** Problem details **
Your task is to copy every line of the records below that contains "Madeleine".

** Exercise input **

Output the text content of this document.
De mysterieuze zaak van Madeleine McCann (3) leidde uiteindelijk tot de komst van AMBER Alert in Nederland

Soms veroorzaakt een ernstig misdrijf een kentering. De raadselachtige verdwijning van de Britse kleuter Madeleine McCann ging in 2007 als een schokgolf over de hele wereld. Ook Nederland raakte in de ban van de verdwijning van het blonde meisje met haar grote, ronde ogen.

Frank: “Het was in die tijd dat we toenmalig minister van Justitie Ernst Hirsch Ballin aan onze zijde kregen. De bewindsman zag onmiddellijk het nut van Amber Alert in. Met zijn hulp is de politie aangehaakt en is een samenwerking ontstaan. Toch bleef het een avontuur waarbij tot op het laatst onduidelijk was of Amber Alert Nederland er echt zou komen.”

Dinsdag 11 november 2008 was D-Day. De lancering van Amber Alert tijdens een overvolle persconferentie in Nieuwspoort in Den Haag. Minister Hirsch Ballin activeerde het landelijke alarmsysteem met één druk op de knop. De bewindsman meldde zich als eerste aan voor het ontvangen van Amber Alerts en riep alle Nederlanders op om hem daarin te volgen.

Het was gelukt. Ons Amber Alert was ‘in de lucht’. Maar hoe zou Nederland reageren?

** Complete response **
De mysterieuze zaak van Madeleine McCann (3) leidde uiteindelijk tot de komst van AMBER Alert in Nederland
Soms veroorzaakt een ernstig misdrijf een kentering. De raadselachtige verdwijning van de Britse kleuter Madeleine McCann ging in 2007 als een schokgolf over de hele wereld. Ook Nederland raakte in de ban van de verdwijning van het blonde meisje met haar grote, ronde ogen.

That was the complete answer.